WHAT IS BEING ASKED:
Can you transcribe every record below exactly as it appears?

--- Start of ENTRIES PROVIDED ---

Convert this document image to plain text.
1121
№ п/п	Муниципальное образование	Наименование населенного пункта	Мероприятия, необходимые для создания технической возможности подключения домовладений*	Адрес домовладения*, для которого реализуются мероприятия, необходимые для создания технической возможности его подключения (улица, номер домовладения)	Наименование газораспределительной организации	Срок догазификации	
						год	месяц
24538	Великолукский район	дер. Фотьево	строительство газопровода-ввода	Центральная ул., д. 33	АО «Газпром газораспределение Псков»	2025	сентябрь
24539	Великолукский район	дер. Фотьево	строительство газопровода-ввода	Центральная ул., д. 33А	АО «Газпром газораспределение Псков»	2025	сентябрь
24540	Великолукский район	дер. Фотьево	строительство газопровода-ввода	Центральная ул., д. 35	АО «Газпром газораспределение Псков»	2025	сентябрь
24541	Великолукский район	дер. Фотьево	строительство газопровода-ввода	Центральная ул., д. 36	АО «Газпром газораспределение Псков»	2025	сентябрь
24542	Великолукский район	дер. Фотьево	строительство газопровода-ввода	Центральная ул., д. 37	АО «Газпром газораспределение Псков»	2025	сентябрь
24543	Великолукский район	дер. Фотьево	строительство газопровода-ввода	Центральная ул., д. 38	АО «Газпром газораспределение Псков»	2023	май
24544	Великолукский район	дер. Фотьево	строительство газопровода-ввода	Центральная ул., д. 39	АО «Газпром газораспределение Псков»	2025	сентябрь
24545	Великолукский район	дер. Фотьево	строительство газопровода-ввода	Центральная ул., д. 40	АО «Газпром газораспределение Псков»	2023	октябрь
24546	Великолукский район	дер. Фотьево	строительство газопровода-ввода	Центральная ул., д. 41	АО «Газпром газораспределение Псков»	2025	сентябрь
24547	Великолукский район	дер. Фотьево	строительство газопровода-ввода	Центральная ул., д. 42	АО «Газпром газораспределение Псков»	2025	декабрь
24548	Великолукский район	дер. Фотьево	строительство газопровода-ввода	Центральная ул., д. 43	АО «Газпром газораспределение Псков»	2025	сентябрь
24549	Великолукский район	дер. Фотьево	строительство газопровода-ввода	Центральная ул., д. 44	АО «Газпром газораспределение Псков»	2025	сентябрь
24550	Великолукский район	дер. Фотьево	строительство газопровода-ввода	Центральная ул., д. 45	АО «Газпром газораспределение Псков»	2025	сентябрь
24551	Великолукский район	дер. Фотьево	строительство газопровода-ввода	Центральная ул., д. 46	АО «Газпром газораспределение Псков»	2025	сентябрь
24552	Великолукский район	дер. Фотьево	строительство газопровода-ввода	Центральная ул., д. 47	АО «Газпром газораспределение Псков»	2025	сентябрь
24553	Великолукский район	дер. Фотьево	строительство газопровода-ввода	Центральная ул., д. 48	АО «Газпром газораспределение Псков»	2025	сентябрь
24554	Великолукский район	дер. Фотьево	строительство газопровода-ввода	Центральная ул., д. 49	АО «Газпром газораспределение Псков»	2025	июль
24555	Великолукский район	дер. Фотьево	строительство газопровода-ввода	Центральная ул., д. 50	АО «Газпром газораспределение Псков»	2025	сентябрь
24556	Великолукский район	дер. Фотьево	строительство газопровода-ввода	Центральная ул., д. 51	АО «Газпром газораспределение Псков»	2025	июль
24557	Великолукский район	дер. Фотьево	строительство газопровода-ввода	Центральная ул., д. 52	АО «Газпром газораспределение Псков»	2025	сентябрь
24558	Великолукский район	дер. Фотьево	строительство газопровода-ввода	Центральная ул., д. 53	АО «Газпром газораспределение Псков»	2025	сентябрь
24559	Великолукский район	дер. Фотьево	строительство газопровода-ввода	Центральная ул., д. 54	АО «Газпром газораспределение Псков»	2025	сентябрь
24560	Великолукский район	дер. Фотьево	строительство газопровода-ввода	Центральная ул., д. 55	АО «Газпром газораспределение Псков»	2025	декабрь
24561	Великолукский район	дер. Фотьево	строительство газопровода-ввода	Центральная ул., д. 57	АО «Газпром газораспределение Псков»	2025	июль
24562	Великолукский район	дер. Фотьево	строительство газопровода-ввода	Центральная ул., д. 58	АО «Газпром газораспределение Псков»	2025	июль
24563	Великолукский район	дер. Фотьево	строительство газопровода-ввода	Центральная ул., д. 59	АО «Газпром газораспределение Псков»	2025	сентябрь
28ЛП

--- End of ENTRIES PROVIDED ---

CORRECT OUTPUT:
Convert this document image to plain text.
1121
№ п/п	Муниципальное образование	Наименование населенного пункта	Мероприятия, необходимые для создания технической возможности подключения домовладений*	Адрес домовладения*, для которого реализуются мероприятия, необходимые для создания технической возможности его подключения (улица, номер домовладения)	Наименование газораспределительной организации	Срок догазификации	
						год	месяц
24538	Великолукский район	дер. Фотьево	строительство газопровода-ввода	Центральная ул., д. 33	АО «Газпром газораспределение Псков»	2025	сентябрь
24539	Великолукский район	дер. Фотьево	строительство газопровода-ввода	Центральная ул., д. 33А	АО «Газпром газораспределение Псков»	2025	сентябрь
24540	Великолукский район	дер. Фотьево	строительство газопровода-ввода	Центральная ул., д. 35	АО «Газпром газораспределение Псков»	2025	сентябрь
24541	Великолукский район	дер. Фотьево	строительство газопровода-ввода	Центральная ул., д. 36	АО «Газпром газораспределение Псков»	2025	сентябрь
24542	Великолукский район	дер. Фотьево	строительство газопровода-ввода	Центральная ул., д. 37	АО «Газпром газораспределение Псков»	2025	сентябрь
24543	Великолукский район	дер. Фотьево	строительство газопровода-ввода	Центральная ул., д. 38	АО «Газпром газораспределение Псков»	2023	май
24544	Великолукский район	дер. Фотьево	строительство газопровода-ввода	Центральная ул., д. 39	АО «Газпром газораспределение Псков»	2025	сентябрь
24545	Великолукский район	дер. Фотьево	строительство газопровода-ввода	Центральная ул., д. 40	АО «Газпром газораспределение Псков»	2023	октябрь
24546	Великолукский район	дер. Фотьево	строительство газопровода-ввода	Центральная ул., д. 41	АО «Газпром газораспределение Псков»	2025	сентябрь
24547	Великолукский район	дер. Фотьево	строительство газопровода-ввода	Центральная ул., д. 42	АО «Газпром газораспределение Псков»	2025	декабрь
24548	Великолукский район	дер. Фотьево	строительство газопровода-ввода	Центральная ул., д. 43	АО «Газпром газораспределение Псков»	2025	сентябрь
24549	Великолукский район	дер. Фотьево	строительство газопровода-ввода	Центральная ул., д. 44	АО «Газпром газораспределение Псков»	2025	сентябрь
24550	Великолукский район	дер. Фотьево	строительство газопровода-ввода	Центральная ул., д. 45	АО «Газпром газораспределение Псков»	2025	сентябрь
24551	Великолукский район	дер. Фотьево	строительство газопровода-ввода	Центральная ул., д. 46	АО «Газпром газораспределение Псков»	2025	сентябрь
24552	Великолукский район	дер. Фотьево	строительство газопровода-ввода	Центральная ул., д. 47	АО «Газпром газораспределение Псков»	2025	сентябрь
24553	Великолукский район	дер. Фотьево	строительство газопровода-ввода	Центральная ул., д. 48	АО «Газпром газораспределение Псков»	2025	сентябрь
24554	Великолукский район	дер. Фотьево	строительство газопровода-ввода	Центральная ул., д. 49	АО «Газпром газораспределение Псков»	2025	июль
24555	Великолукский район	дер. Фотьево	строительство газопровода-ввода	Центральная ул., д. 50	АО «Газпром газораспределение Псков»	2025	сентябрь
24556	Великолукский район	дер. Фотьево	строительство газопровода-ввода	Центральная ул., д. 51	АО «Газпром газораспределение Псков»	2025	июль
24557	Великолукский район	дер. Фотьево	строительство газопровода-ввода	Центральная ул., д. 52	АО «Газпром газораспределение Псков»	2025	сентябрь
24558	Великолукский район	дер. Фотьево	строительство газопровода-ввода	Центральная ул., д. 53	АО «Газпром газораспределение Псков»	2025	сентябрь
24559	Великолукский район	дер. Фотьево	строительство газопровода-ввода	Центральная ул., д. 54	АО «Газпром газораспределение Псков»	2025	сентябрь
24560	Великолукский район	дер. Фотьево	строительство газопровода-ввода	Центральная ул., д. 55	АО «Газпром газораспределение Псков»	2025	декабрь
24561	Великолукский район	дер. Фотьево	строительство газопровода-ввода	Центральная ул., д. 57	АО «Газпром газораспределение Псков»	2025	июль
24562	Великолукский район	дер. Фотьево	строительство газопровода-ввода	Центральная ул., д. 58	АО «Газпром газораспределение Псков»	2025	июль
24563	Великолукский район	дер. Фотьево	строительство газопровода-ввода	Центральная ул., д. 59	АО «Газпром газораспределение Псков»	2025	сентябрь
28ЛП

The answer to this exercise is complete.